## YOUR OBJECTIVE:
Starting with the line that includes "Output a JSON", write out every remaining line of the records below exactly as it appears, leaving out any images.

######

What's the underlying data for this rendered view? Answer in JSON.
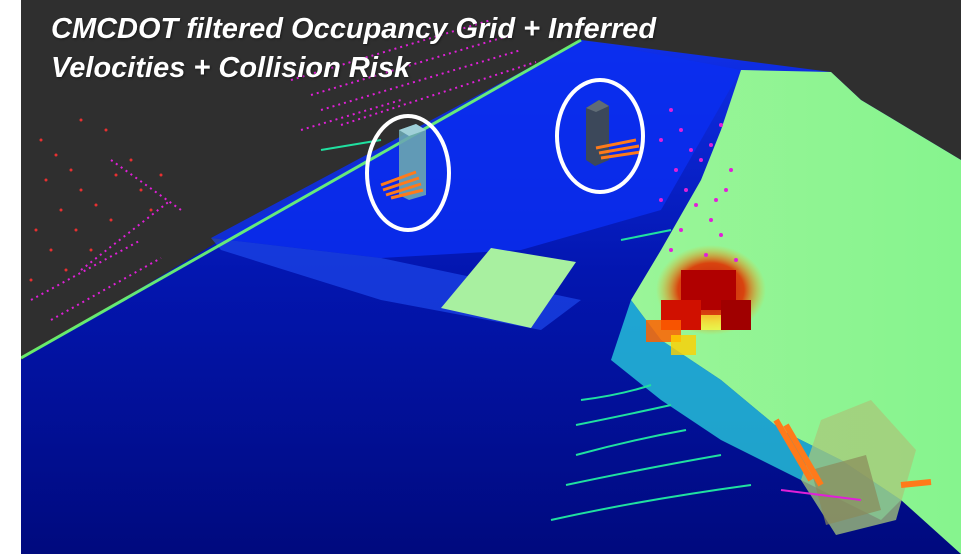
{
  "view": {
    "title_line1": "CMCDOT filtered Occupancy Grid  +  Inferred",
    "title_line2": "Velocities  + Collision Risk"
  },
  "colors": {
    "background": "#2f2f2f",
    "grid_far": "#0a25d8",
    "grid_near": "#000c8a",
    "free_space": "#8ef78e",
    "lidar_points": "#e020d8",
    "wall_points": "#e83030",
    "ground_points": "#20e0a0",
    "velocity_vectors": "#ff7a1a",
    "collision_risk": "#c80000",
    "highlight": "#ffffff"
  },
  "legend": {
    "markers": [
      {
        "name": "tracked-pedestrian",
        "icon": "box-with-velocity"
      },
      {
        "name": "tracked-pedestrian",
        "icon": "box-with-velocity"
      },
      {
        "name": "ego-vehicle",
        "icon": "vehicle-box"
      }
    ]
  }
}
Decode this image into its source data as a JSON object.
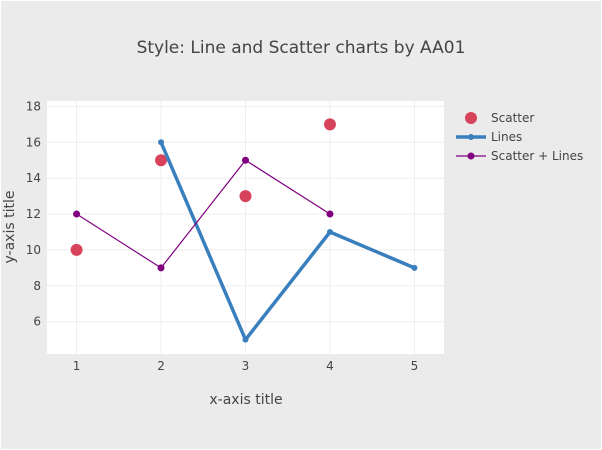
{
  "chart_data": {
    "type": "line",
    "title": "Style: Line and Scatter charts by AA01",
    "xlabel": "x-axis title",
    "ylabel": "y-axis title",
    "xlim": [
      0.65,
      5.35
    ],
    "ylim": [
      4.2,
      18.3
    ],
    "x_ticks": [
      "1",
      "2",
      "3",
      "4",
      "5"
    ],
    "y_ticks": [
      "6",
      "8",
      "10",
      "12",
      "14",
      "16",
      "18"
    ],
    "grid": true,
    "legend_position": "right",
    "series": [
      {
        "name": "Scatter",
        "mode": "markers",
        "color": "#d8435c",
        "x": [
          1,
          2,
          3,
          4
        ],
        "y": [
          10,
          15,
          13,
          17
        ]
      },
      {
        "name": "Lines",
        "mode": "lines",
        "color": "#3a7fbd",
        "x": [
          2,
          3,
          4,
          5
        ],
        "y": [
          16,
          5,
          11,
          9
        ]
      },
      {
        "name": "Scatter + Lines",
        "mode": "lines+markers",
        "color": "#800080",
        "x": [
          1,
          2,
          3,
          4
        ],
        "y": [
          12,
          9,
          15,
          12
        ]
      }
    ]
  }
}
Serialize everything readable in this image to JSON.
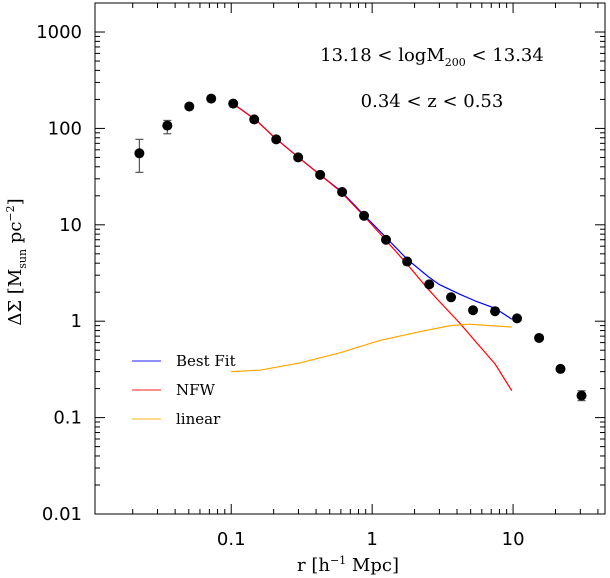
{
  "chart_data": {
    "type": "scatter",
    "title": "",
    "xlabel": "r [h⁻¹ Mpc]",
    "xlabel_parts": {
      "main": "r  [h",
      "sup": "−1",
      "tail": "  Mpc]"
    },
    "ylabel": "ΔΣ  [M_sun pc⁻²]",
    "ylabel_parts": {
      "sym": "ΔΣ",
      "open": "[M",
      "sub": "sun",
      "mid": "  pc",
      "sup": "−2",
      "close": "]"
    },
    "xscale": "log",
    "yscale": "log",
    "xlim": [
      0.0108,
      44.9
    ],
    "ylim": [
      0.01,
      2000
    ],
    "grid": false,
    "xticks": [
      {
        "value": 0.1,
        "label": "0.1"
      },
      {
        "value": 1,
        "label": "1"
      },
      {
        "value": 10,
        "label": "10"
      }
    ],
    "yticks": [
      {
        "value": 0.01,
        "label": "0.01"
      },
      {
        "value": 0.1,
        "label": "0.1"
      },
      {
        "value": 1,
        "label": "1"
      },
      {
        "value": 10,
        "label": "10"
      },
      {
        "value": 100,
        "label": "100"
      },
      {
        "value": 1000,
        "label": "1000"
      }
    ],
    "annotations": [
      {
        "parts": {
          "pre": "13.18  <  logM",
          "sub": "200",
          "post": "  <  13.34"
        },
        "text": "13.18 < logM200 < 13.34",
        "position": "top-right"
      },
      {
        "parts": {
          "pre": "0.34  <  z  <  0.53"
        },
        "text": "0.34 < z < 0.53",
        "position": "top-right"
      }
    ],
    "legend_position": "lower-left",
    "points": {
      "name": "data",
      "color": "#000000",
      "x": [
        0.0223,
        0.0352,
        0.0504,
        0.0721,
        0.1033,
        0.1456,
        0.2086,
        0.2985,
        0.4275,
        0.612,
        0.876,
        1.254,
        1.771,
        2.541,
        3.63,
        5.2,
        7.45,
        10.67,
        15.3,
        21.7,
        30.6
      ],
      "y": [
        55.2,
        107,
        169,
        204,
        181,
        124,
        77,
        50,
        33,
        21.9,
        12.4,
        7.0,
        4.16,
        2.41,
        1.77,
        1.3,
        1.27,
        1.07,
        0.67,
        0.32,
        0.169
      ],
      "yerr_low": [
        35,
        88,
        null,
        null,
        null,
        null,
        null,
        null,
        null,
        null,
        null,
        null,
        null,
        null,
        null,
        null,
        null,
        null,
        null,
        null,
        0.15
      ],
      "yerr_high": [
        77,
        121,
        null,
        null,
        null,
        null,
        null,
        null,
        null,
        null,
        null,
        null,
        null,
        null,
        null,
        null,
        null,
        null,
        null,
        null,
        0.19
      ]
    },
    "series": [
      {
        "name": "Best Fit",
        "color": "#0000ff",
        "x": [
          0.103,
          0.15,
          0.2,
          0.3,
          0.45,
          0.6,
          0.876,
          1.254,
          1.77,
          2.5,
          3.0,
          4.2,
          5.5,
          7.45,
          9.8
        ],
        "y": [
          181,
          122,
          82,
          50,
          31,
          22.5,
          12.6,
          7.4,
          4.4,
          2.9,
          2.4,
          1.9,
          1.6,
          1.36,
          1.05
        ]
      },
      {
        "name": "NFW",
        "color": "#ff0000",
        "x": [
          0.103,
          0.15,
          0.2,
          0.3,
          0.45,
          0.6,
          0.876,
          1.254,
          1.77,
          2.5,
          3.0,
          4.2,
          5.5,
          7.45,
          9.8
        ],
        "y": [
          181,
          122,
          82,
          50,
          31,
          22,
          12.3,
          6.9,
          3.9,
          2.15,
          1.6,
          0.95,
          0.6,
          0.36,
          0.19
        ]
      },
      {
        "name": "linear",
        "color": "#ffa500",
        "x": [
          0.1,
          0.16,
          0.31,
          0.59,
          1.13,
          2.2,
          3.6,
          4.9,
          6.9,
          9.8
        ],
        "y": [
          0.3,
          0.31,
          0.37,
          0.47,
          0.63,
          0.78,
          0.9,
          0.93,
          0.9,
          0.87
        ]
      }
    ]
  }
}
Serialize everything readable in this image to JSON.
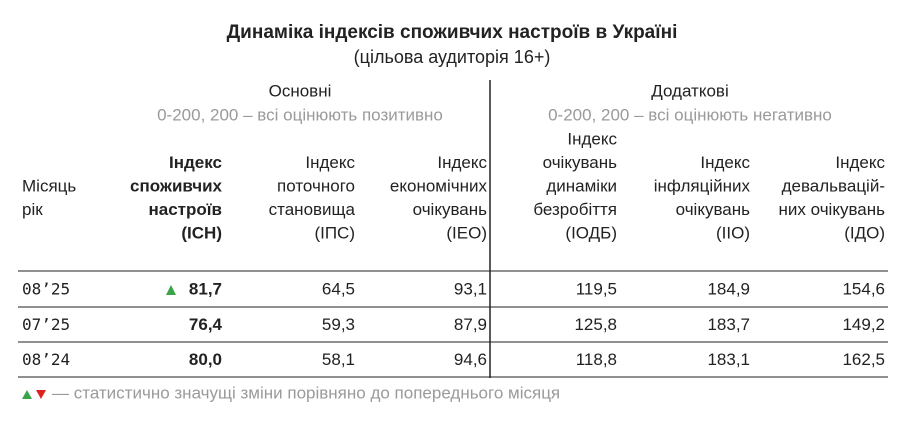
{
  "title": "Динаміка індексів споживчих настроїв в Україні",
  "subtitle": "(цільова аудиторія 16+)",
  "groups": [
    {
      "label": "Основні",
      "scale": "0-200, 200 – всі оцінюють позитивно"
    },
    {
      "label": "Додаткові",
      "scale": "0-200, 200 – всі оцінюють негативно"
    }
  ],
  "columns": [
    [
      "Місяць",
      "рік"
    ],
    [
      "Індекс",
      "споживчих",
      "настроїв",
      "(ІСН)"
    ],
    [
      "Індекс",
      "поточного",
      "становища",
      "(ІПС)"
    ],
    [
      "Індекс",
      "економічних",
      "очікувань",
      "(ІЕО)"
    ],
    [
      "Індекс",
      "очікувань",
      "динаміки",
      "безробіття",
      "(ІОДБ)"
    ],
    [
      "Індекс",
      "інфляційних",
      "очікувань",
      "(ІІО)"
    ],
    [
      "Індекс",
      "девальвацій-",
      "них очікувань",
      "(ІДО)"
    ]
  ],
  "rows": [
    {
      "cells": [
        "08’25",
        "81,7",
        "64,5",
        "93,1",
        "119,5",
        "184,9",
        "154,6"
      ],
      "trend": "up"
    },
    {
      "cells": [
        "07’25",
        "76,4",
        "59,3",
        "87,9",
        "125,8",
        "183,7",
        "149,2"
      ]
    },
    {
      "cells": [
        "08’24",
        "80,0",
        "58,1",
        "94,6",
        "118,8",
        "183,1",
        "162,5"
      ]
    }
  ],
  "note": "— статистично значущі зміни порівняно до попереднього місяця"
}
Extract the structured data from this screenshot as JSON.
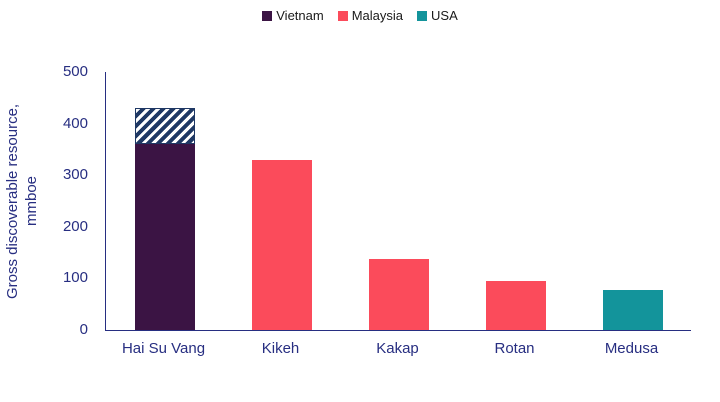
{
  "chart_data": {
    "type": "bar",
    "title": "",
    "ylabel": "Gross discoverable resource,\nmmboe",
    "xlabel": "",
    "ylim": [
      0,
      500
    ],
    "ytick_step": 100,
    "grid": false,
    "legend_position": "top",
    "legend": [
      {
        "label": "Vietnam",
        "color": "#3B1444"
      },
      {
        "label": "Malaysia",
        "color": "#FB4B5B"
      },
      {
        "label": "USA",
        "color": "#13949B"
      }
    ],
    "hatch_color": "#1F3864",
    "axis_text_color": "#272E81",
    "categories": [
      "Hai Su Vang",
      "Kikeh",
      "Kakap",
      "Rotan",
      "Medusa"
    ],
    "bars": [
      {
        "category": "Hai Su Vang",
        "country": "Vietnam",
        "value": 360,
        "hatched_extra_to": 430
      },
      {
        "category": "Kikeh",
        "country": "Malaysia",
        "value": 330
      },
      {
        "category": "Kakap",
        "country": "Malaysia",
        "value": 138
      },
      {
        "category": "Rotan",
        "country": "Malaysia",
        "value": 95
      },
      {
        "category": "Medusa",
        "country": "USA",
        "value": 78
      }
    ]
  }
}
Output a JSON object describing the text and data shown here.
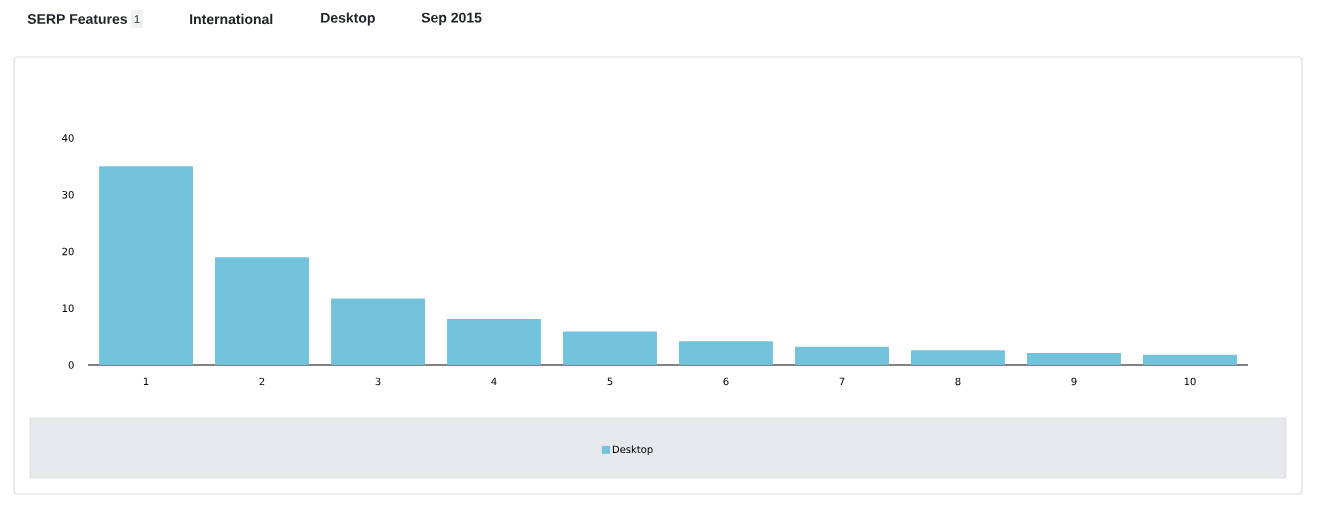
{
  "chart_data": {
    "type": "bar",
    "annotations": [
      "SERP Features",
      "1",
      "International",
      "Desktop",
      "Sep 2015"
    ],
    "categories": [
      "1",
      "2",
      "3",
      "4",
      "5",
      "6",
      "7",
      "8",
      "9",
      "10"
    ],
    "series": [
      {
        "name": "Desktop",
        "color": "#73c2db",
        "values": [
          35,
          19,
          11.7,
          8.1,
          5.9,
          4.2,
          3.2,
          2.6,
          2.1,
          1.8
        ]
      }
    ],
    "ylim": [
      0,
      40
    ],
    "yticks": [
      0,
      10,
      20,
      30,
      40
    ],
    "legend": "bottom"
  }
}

######

## RESPONSE TO THIS TASK:
Output a JSON object describing the text and data shown here.
{
  "chart_data": {
    "type": "bar",
    "annotations": [
      "SERP Features",
      "1",
      "International",
      "Desktop",
      "Sep 2015"
    ],
    "categories": [
      "1",
      "2",
      "3",
      "4",
      "5",
      "6",
      "7",
      "8",
      "9",
      "10"
    ],
    "series": [
      {
        "name": "Desktop",
        "color": "#73c2db",
        "values": [
          35,
          19,
          11.7,
          8.1,
          5.9,
          4.2,
          3.2,
          2.6,
          2.1,
          1.8
        ]
      }
    ],
    "ylim": [
      0,
      40
    ],
    "yticks": [
      0,
      10,
      20,
      30,
      40
    ],
    "legend": "bottom"
  }
}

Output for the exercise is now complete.